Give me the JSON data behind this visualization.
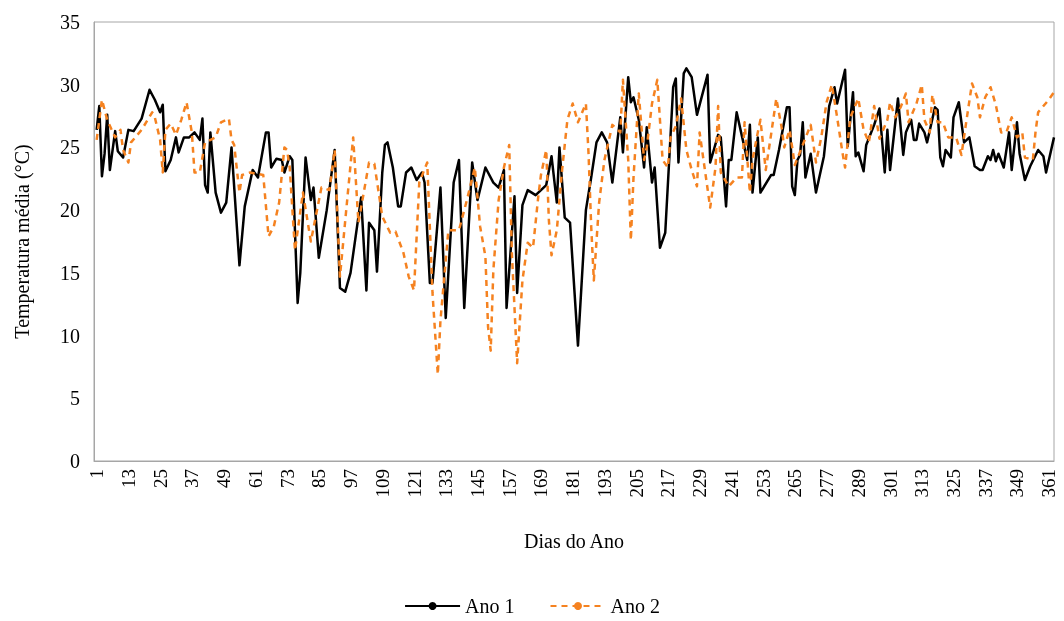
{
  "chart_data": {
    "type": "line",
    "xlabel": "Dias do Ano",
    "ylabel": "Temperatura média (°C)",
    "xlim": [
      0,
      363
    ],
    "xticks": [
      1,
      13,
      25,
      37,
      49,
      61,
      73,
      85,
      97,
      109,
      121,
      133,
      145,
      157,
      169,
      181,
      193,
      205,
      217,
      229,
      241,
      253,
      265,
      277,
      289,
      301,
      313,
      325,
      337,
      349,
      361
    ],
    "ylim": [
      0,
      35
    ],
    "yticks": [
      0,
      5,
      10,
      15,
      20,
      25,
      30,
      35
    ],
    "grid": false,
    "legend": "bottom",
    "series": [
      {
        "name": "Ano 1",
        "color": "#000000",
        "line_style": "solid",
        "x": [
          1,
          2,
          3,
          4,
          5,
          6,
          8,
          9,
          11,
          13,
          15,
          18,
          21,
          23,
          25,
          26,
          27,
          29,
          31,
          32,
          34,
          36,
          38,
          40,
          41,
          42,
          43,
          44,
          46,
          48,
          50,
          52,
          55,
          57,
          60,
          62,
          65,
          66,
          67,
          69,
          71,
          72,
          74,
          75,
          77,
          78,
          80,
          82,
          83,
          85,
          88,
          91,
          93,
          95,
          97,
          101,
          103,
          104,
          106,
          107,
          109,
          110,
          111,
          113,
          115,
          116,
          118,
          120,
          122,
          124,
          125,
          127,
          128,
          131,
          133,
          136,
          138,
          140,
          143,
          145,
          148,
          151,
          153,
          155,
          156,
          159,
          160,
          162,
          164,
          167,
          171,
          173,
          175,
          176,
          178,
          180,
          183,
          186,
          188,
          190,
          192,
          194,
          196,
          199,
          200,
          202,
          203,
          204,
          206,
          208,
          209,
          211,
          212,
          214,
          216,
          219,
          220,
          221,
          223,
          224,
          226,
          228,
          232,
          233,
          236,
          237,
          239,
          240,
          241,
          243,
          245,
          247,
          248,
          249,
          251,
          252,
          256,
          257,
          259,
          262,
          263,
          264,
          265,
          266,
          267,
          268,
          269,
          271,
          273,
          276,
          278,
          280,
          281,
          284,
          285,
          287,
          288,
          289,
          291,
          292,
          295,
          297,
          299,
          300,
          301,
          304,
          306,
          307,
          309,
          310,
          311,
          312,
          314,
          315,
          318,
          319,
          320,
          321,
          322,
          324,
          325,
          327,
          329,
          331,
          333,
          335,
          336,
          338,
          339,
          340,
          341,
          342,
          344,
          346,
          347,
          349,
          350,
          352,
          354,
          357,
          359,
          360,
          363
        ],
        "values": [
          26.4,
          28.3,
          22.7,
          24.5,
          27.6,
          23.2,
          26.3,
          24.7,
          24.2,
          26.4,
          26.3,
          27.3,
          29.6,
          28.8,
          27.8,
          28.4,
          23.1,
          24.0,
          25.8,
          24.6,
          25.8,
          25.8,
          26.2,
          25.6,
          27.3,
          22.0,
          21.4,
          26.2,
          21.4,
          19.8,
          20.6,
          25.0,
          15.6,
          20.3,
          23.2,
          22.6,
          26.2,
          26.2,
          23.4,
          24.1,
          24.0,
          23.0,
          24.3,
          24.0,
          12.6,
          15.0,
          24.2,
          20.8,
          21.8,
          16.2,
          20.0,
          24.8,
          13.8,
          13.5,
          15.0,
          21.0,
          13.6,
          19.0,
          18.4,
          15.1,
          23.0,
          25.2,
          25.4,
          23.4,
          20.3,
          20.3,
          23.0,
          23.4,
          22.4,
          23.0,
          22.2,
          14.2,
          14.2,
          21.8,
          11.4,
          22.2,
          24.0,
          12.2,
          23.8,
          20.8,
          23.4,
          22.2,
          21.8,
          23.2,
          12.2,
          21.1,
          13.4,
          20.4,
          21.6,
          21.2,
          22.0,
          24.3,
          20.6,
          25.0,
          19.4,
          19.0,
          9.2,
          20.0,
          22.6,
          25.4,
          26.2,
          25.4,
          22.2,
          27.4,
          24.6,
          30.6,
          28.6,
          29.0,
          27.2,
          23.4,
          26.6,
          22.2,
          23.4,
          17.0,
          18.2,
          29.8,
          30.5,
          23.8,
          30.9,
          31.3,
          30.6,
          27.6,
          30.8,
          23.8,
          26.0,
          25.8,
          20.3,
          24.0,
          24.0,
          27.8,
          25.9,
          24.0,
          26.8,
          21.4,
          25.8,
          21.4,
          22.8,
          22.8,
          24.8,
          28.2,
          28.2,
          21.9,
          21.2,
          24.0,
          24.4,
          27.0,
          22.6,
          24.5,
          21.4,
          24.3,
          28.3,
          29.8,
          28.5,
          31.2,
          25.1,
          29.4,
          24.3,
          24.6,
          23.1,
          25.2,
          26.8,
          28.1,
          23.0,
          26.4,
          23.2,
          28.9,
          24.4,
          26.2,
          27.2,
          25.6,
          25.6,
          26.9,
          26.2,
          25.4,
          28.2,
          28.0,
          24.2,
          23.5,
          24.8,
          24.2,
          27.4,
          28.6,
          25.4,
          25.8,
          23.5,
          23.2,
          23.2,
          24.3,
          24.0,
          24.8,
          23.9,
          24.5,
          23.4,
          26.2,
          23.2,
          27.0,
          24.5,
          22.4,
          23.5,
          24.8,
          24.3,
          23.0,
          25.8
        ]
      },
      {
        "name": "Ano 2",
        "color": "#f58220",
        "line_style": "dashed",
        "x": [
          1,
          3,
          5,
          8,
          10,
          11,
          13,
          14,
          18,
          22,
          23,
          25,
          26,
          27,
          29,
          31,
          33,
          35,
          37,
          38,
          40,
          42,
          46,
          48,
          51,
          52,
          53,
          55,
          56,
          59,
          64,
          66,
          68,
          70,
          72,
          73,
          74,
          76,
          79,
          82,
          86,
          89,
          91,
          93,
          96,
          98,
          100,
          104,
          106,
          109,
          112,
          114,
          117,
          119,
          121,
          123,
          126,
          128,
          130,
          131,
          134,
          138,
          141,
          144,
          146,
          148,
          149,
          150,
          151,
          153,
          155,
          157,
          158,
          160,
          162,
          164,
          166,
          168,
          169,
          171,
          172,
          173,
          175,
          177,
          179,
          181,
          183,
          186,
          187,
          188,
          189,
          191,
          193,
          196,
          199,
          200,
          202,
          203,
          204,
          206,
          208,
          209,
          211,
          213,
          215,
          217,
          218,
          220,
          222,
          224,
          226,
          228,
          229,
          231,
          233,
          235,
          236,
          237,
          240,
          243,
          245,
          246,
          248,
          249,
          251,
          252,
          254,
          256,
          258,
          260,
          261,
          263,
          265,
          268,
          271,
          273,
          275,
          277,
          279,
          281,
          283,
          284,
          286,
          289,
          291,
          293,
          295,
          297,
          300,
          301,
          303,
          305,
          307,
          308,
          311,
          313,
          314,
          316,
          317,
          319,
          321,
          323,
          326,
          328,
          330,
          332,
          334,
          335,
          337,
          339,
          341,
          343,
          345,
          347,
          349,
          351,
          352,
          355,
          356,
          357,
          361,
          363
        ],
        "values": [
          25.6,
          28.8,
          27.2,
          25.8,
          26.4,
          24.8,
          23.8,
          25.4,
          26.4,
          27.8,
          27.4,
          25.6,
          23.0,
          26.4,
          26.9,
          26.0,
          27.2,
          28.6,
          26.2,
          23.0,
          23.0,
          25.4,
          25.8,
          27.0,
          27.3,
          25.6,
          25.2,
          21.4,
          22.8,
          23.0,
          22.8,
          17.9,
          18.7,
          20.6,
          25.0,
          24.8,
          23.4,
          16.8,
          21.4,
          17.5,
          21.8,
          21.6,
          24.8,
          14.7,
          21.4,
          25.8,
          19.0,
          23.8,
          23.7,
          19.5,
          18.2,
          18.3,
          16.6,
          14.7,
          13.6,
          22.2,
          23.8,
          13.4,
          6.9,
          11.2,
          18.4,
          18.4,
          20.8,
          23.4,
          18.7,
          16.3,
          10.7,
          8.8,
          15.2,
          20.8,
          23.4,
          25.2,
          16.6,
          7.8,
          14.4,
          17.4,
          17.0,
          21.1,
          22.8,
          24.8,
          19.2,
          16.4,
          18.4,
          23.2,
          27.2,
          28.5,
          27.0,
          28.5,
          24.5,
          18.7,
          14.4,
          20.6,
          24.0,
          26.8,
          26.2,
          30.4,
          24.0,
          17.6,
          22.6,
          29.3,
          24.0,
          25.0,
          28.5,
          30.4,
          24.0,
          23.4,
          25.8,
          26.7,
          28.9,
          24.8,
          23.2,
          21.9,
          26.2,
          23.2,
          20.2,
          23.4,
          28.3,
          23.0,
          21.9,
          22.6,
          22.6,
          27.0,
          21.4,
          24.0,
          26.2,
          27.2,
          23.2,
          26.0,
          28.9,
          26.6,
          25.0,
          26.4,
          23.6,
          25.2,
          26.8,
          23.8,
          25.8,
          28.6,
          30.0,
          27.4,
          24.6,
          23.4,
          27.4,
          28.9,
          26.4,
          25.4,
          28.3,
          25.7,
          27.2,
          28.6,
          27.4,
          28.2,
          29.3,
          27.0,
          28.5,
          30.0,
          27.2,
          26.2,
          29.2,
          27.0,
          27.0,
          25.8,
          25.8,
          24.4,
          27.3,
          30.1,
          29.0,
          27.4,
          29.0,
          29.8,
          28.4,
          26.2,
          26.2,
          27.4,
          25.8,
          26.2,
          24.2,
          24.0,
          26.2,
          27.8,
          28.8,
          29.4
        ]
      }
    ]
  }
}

::::

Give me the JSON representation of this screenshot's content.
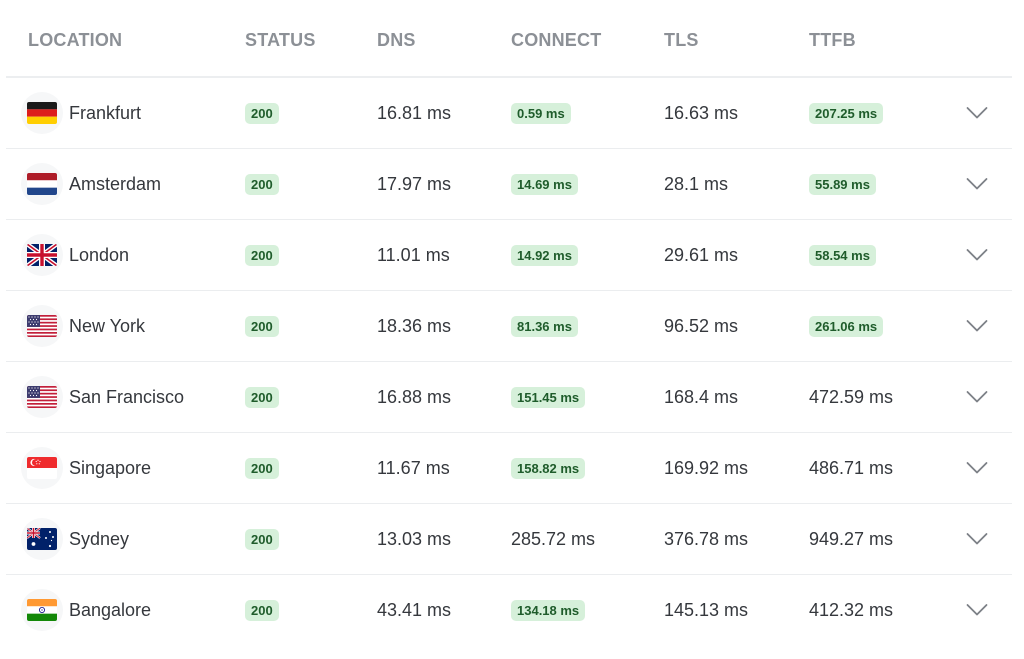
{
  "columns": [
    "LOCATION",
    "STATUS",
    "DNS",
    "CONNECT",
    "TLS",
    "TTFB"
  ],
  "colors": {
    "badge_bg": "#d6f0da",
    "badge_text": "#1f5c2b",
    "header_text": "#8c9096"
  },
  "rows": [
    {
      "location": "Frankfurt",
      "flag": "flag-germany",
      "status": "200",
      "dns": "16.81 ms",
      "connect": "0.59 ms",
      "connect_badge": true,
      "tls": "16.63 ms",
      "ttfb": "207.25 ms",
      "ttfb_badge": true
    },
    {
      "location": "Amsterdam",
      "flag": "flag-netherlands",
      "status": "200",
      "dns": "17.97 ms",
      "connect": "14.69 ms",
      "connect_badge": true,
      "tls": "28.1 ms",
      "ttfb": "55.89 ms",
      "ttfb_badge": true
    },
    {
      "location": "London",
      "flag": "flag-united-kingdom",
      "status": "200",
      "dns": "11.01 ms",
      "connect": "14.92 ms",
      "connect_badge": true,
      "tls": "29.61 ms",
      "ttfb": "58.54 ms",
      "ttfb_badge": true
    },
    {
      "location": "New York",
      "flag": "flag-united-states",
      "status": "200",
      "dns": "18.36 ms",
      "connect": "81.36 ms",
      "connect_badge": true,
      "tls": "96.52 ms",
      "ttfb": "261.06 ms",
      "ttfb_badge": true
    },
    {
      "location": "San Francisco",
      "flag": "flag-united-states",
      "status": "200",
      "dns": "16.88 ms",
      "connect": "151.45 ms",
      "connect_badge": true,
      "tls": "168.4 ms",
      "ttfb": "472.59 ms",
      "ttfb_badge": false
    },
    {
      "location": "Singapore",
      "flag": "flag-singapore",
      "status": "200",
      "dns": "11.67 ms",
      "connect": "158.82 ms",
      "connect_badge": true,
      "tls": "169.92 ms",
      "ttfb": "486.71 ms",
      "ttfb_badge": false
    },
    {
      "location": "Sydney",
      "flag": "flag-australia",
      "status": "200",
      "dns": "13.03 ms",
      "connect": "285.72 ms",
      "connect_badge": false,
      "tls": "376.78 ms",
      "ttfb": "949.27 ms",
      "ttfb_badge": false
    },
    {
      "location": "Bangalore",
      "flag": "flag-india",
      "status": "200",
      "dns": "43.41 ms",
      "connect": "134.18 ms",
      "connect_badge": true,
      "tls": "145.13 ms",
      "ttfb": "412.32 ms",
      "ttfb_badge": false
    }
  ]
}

::::

**Exercise instructions**
Look through the entries above; copy every line holding the string "JSON".

**Exercise result**
Give me the JSON data behind this visualization.
Give me the JSON representation of this screenshot's content.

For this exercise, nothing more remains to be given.